*The task:*
The records below should be written out again, exactly.

------ Records for processing ------

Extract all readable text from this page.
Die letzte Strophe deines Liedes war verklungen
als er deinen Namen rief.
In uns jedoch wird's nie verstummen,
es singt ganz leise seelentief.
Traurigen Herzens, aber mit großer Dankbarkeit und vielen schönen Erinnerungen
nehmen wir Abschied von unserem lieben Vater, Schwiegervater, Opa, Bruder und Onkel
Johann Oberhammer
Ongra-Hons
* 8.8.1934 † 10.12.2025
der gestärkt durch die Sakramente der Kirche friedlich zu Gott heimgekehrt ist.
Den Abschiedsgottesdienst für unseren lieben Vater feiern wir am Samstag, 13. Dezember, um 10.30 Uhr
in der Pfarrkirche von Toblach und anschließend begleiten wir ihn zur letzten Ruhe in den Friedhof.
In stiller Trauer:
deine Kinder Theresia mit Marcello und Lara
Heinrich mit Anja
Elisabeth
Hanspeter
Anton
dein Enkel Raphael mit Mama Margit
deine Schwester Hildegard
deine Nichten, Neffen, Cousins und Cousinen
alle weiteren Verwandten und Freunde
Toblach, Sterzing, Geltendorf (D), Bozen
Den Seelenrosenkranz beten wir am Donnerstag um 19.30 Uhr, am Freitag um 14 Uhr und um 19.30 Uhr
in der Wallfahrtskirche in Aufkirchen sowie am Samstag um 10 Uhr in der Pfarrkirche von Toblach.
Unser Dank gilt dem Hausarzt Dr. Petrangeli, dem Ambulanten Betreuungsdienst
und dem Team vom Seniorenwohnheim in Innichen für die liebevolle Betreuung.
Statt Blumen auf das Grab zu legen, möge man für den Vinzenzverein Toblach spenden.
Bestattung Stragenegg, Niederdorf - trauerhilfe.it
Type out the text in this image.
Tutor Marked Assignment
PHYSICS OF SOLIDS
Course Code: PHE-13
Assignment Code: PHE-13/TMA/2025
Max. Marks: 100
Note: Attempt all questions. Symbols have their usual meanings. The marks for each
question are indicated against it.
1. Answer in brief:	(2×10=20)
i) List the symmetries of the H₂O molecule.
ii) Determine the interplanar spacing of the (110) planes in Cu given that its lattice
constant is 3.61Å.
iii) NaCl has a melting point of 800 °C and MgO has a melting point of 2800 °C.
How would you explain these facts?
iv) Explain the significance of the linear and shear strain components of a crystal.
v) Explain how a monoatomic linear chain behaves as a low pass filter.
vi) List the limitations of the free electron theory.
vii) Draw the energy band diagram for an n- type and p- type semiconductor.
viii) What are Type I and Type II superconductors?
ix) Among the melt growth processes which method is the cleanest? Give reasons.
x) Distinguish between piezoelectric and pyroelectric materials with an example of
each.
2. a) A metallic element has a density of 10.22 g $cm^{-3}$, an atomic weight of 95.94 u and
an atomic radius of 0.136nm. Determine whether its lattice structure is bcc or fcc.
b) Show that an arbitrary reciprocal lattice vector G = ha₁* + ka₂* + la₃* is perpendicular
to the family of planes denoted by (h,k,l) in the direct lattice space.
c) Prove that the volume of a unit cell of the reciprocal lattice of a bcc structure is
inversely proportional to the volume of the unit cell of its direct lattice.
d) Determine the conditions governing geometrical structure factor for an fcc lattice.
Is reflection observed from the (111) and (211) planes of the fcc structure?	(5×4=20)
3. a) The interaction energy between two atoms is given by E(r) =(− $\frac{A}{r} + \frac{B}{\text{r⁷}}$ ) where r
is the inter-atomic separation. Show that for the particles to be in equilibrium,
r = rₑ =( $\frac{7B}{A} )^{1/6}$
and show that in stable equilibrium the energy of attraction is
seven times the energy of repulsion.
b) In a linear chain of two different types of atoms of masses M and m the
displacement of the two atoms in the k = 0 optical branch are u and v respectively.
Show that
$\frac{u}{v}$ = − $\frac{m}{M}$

------

*Completed exercise:*
Extract all readable text from this page.
Die letzte Strophe deines Liedes war verklungen
als er deinen Namen rief.
In uns jedoch wird's nie verstummen,
es singt ganz leise seelentief.
Traurigen Herzens, aber mit großer Dankbarkeit und vielen schönen Erinnerungen
nehmen wir Abschied von unserem lieben Vater, Schwiegervater, Opa, Bruder und Onkel
Johann Oberhammer
Ongra-Hons
* 8.8.1934 † 10.12.2025
der gestärkt durch die Sakramente der Kirche friedlich zu Gott heimgekehrt ist.
Den Abschiedsgottesdienst für unseren lieben Vater feiern wir am Samstag, 13. Dezember, um 10.30 Uhr
in der Pfarrkirche von Toblach und anschließend begleiten wir ihn zur letzten Ruhe in den Friedhof.
In stiller Trauer:
deine Kinder Theresia mit Marcello und Lara
Heinrich mit Anja
Elisabeth
Hanspeter
Anton
dein Enkel Raphael mit Mama Margit
deine Schwester Hildegard
deine Nichten, Neffen, Cousins und Cousinen
alle weiteren Verwandten und Freunde
Toblach, Sterzing, Geltendorf (D), Bozen
Den Seelenrosenkranz beten wir am Donnerstag um 19.30 Uhr, am Freitag um 14 Uhr und um 19.30 Uhr
in der Wallfahrtskirche in Aufkirchen sowie am Samstag um 10 Uhr in der Pfarrkirche von Toblach.
Unser Dank gilt dem Hausarzt Dr. Petrangeli, dem Ambulanten Betreuungsdienst
und dem Team vom Seniorenwohnheim in Innichen für die liebevolle Betreuung.
Statt Blumen auf das Grab zu legen, möge man für den Vinzenzverein Toblach spenden.
Bestattung Stragenegg, Niederdorf - trauerhilfe.it
Type out the text in this image.
Tutor Marked Assignment
PHYSICS OF SOLIDS
Course Code: PHE-13
Assignment Code: PHE-13/TMA/2025
Max. Marks: 100
Note: Attempt all questions. Symbols have their usual meanings. The marks for each
question are indicated against it.
1. Answer in brief:	(2×10=20)
i) List the symmetries of the H₂O molecule.
ii) Determine the interplanar spacing of the (110) planes in Cu given that its lattice
constant is 3.61Å.
iii) NaCl has a melting point of 800 °C and MgO has a melting point of 2800 °C.
How would you explain these facts?
iv) Explain the significance of the linear and shear strain components of a crystal.
v) Explain how a monoatomic linear chain behaves as a low pass filter.
vi) List the limitations of the free electron theory.
vii) Draw the energy band diagram for an n- type and p- type semiconductor.
viii) What are Type I and Type II superconductors?
ix) Among the melt growth processes which method is the cleanest? Give reasons.
x) Distinguish between piezoelectric and pyroelectric materials with an example of
each.
2. a) A metallic element has a density of 10.22 g $cm^{-3}$, an atomic weight of 95.94 u and
an atomic radius of 0.136nm. Determine whether its lattice structure is bcc or fcc.
b) Show that an arbitrary reciprocal lattice vector G = ha₁* + ka₂* + la₃* is perpendicular
to the family of planes denoted by (h,k,l) in the direct lattice space.
c) Prove that the volume of a unit cell of the reciprocal lattice of a bcc structure is
inversely proportional to the volume of the unit cell of its direct lattice.
d) Determine the conditions governing geometrical structure factor for an fcc lattice.
Is reflection observed from the (111) and (211) planes of the fcc structure?	(5×4=20)
3. a) The interaction energy between two atoms is given by E(r) =(− $\frac{A}{r} + \frac{B}{\text{r⁷}}$ ) where r
is the inter-atomic separation. Show that for the particles to be in equilibrium,
r = rₑ =( $\frac{7B}{A} )^{1/6}$
and show that in stable equilibrium the energy of attraction is
seven times the energy of repulsion.
b) In a linear chain of two different types of atoms of masses M and m the
displacement of the two atoms in the k = 0 optical branch are u and v respectively.
Show that
$\frac{u}{v}$ = − $\frac{m}{M}$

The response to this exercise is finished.